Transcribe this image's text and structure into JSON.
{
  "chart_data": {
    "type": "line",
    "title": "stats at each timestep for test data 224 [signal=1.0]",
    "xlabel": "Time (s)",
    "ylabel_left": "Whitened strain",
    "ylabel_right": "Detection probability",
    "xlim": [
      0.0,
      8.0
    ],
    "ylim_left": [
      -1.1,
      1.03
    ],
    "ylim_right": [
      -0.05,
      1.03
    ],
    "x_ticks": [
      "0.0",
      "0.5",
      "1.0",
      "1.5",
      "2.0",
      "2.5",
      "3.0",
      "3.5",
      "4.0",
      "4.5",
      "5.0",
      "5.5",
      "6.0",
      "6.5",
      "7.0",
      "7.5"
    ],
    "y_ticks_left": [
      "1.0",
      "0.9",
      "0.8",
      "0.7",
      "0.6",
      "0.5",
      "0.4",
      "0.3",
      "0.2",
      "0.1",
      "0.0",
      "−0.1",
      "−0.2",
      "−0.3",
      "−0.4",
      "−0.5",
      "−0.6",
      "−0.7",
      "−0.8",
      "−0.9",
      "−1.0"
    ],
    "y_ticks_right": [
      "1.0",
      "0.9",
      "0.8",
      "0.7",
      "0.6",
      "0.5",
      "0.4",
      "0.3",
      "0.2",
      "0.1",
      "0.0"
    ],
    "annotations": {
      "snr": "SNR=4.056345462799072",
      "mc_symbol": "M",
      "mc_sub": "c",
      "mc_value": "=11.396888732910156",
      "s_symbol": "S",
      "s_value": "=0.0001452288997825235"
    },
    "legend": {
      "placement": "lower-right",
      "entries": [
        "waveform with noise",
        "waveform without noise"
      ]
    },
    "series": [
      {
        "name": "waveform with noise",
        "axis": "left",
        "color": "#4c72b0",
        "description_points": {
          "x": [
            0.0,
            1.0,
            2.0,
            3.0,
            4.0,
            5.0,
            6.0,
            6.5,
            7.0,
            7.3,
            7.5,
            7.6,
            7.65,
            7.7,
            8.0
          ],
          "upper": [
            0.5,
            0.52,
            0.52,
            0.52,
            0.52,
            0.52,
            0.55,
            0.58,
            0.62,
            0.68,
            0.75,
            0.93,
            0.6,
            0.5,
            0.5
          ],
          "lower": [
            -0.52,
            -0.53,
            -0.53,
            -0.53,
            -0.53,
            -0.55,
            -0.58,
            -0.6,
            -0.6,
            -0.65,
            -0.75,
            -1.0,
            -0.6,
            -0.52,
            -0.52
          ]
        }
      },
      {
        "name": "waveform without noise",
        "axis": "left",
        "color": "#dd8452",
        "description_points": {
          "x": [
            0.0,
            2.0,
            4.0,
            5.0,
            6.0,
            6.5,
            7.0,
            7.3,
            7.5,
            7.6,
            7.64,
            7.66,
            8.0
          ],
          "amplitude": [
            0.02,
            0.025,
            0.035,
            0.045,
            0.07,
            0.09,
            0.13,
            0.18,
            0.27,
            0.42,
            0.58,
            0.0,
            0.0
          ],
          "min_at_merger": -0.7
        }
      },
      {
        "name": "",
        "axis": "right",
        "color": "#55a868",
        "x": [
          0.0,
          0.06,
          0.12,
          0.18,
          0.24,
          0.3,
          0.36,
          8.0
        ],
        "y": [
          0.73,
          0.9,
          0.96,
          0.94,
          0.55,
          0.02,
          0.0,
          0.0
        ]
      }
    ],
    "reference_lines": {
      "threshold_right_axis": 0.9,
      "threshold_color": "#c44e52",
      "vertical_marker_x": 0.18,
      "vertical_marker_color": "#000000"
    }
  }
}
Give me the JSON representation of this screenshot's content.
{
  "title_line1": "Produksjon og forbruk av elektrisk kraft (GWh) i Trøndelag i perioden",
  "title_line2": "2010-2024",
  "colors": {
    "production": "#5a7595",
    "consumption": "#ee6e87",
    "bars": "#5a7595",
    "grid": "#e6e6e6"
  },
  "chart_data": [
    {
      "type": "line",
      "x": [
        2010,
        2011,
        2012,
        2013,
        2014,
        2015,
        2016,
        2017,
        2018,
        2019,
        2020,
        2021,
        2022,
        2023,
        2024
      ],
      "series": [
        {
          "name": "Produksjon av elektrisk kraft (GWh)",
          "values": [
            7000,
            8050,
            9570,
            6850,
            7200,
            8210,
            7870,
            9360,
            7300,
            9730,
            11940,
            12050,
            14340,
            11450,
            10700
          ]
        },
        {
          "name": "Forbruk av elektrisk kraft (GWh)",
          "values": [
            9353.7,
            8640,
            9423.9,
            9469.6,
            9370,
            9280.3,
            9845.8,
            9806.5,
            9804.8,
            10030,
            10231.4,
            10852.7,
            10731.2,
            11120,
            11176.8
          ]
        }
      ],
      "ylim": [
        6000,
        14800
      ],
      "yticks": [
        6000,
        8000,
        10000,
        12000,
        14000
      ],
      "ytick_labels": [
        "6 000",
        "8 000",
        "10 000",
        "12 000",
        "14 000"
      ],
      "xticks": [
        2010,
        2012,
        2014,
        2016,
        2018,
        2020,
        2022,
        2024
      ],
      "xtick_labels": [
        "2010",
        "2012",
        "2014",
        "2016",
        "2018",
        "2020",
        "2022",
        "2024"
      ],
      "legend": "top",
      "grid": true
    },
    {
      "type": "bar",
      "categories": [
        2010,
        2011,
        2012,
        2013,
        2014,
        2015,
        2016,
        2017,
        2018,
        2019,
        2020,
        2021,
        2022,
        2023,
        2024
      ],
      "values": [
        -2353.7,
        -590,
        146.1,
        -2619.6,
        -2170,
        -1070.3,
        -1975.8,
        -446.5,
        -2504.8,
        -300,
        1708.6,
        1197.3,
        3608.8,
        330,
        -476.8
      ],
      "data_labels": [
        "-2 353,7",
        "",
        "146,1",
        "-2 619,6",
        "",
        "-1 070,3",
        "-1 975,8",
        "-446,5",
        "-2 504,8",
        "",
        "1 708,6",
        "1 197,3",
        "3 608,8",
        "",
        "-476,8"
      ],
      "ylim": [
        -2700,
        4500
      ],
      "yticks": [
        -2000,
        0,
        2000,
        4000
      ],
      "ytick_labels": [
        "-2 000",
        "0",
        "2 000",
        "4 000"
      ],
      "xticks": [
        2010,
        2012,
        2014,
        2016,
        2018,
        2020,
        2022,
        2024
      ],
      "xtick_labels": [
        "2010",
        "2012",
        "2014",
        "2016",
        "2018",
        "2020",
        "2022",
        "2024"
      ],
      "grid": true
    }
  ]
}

■ ■ ■

### WHAT IS BEING ASKED
Return every record above exactly as it appears.

### COMPLETE RESPONSE
Transcribe this image's text and structure into JSON.
{
  "chart_data": {
    "type": "line",
    "title": "stats at each timestep for test data 224 [signal=1.0]",
    "xlabel": "Time (s)",
    "ylabel_left": "Whitened strain",
    "ylabel_right": "Detection probability",
    "xlim": [
      0.0,
      8.0
    ],
    "ylim_left": [
      -1.1,
      1.03
    ],
    "ylim_right": [
      -0.05,
      1.03
    ],
    "x_ticks": [
      "0.0",
      "0.5",
      "1.0",
      "1.5",
      "2.0",
      "2.5",
      "3.0",
      "3.5",
      "4.0",
      "4.5",
      "5.0",
      "5.5",
      "6.0",
      "6.5",
      "7.0",
      "7.5"
    ],
    "y_ticks_left": [
      "1.0",
      "0.9",
      "0.8",
      "0.7",
      "0.6",
      "0.5",
      "0.4",
      "0.3",
      "0.2",
      "0.1",
      "0.0",
      "−0.1",
      "−0.2",
      "−0.3",
      "−0.4",
      "−0.5",
      "−0.6",
      "−0.7",
      "−0.8",
      "−0.9",
      "−1.0"
    ],
    "y_ticks_right": [
      "1.0",
      "0.9",
      "0.8",
      "0.7",
      "0.6",
      "0.5",
      "0.4",
      "0.3",
      "0.2",
      "0.1",
      "0.0"
    ],
    "annotations": {
      "snr": "SNR=4.056345462799072",
      "mc_symbol": "M",
      "mc_sub": "c",
      "mc_value": "=11.396888732910156",
      "s_symbol": "S",
      "s_value": "=0.0001452288997825235"
    },
    "legend": {
      "placement": "lower-right",
      "entries": [
        "waveform with noise",
        "waveform without noise"
      ]
    },
    "series": [
      {
        "name": "waveform with noise",
        "axis": "left",
        "color": "#4c72b0",
        "description_points": {
          "x": [
            0.0,
            1.0,
            2.0,
            3.0,
            4.0,
            5.0,
            6.0,
            6.5,
            7.0,
            7.3,
            7.5,
            7.6,
            7.65,
            7.7,
            8.0
          ],
          "upper": [
            0.5,
            0.52,
            0.52,
            0.52,
            0.52,
            0.52,
            0.55,
            0.58,
            0.62,
            0.68,
            0.75,
            0.93,
            0.6,
            0.5,
            0.5
          ],
          "lower": [
            -0.52,
            -0.53,
            -0.53,
            -0.53,
            -0.53,
            -0.55,
            -0.58,
            -0.6,
            -0.6,
            -0.65,
            -0.75,
            -1.0,
            -0.6,
            -0.52,
            -0.52
          ]
        }
      },
      {
        "name": "waveform without noise",
        "axis": "left",
        "color": "#dd8452",
        "description_points": {
          "x": [
            0.0,
            2.0,
            4.0,
            5.0,
            6.0,
            6.5,
            7.0,
            7.3,
            7.5,
            7.6,
            7.64,
            7.66,
            8.0
          ],
          "amplitude": [
            0.02,
            0.025,
            0.035,
            0.045,
            0.07,
            0.09,
            0.13,
            0.18,
            0.27,
            0.42,
            0.58,
            0.0,
            0.0
          ],
          "min_at_merger": -0.7
        }
      },
      {
        "name": "",
        "axis": "right",
        "color": "#55a868",
        "x": [
          0.0,
          0.06,
          0.12,
          0.18,
          0.24,
          0.3,
          0.36,
          8.0
        ],
        "y": [
          0.73,
          0.9,
          0.96,
          0.94,
          0.55,
          0.02,
          0.0,
          0.0
        ]
      }
    ],
    "reference_lines": {
      "threshold_right_axis": 0.9,
      "threshold_color": "#c44e52",
      "vertical_marker_x": 0.18,
      "vertical_marker_color": "#000000"
    }
  }
}
Give me the JSON representation of this screenshot's content.
{
  "title_line1": "Produksjon og forbruk av elektrisk kraft (GWh) i Trøndelag i perioden",
  "title_line2": "2010-2024",
  "colors": {
    "production": "#5a7595",
    "consumption": "#ee6e87",
    "bars": "#5a7595",
    "grid": "#e6e6e6"
  },
  "chart_data": [
    {
      "type": "line",
      "x": [
        2010,
        2011,
        2012,
        2013,
        2014,
        2015,
        2016,
        2017,
        2018,
        2019,
        2020,
        2021,
        2022,
        2023,
        2024
      ],
      "series": [
        {
          "name": "Produksjon av elektrisk kraft (GWh)",
          "values": [
            7000,
            8050,
            9570,
            6850,
            7200,
            8210,
            7870,
            9360,
            7300,
            9730,
            11940,
            12050,
            14340,
            11450,
            10700
          ]
        },
        {
          "name": "Forbruk av elektrisk kraft (GWh)",
          "values": [
            9353.7,
            8640,
            9423.9,
            9469.6,
            9370,
            9280.3,
            9845.8,
            9806.5,
            9804.8,
            10030,
            10231.4,
            10852.7,
            10731.2,
            11120,
            11176.8
          ]
        }
      ],
      "ylim": [
        6000,
        14800
      ],
      "yticks": [
        6000,
        8000,
        10000,
        12000,
        14000
      ],
      "ytick_labels": [
        "6 000",
        "8 000",
        "10 000",
        "12 000",
        "14 000"
      ],
      "xticks": [
        2010,
        2012,
        2014,
        2016,
        2018,
        2020,
        2022,
        2024
      ],
      "xtick_labels": [
        "2010",
        "2012",
        "2014",
        "2016",
        "2018",
        "2020",
        "2022",
        "2024"
      ],
      "legend": "top",
      "grid": true
    },
    {
      "type": "bar",
      "categories": [
        2010,
        2011,
        2012,
        2013,
        2014,
        2015,
        2016,
        2017,
        2018,
        2019,
        2020,
        2021,
        2022,
        2023,
        2024
      ],
      "values": [
        -2353.7,
        -590,
        146.1,
        -2619.6,
        -2170,
        -1070.3,
        -1975.8,
        -446.5,
        -2504.8,
        -300,
        1708.6,
        1197.3,
        3608.8,
        330,
        -476.8
      ],
      "data_labels": [
        "-2 353,7",
        "",
        "146,1",
        "-2 619,6",
        "",
        "-1 070,3",
        "-1 975,8",
        "-446,5",
        "-2 504,8",
        "",
        "1 708,6",
        "1 197,3",
        "3 608,8",
        "",
        "-476,8"
      ],
      "ylim": [
        -2700,
        4500
      ],
      "yticks": [
        -2000,
        0,
        2000,
        4000
      ],
      "ytick_labels": [
        "-2 000",
        "0",
        "2 000",
        "4 000"
      ],
      "xticks": [
        2010,
        2012,
        2014,
        2016,
        2018,
        2020,
        2022,
        2024
      ],
      "xtick_labels": [
        "2010",
        "2012",
        "2014",
        "2016",
        "2018",
        "2020",
        "2022",
        "2024"
      ],
      "grid": true
    }
  ]
}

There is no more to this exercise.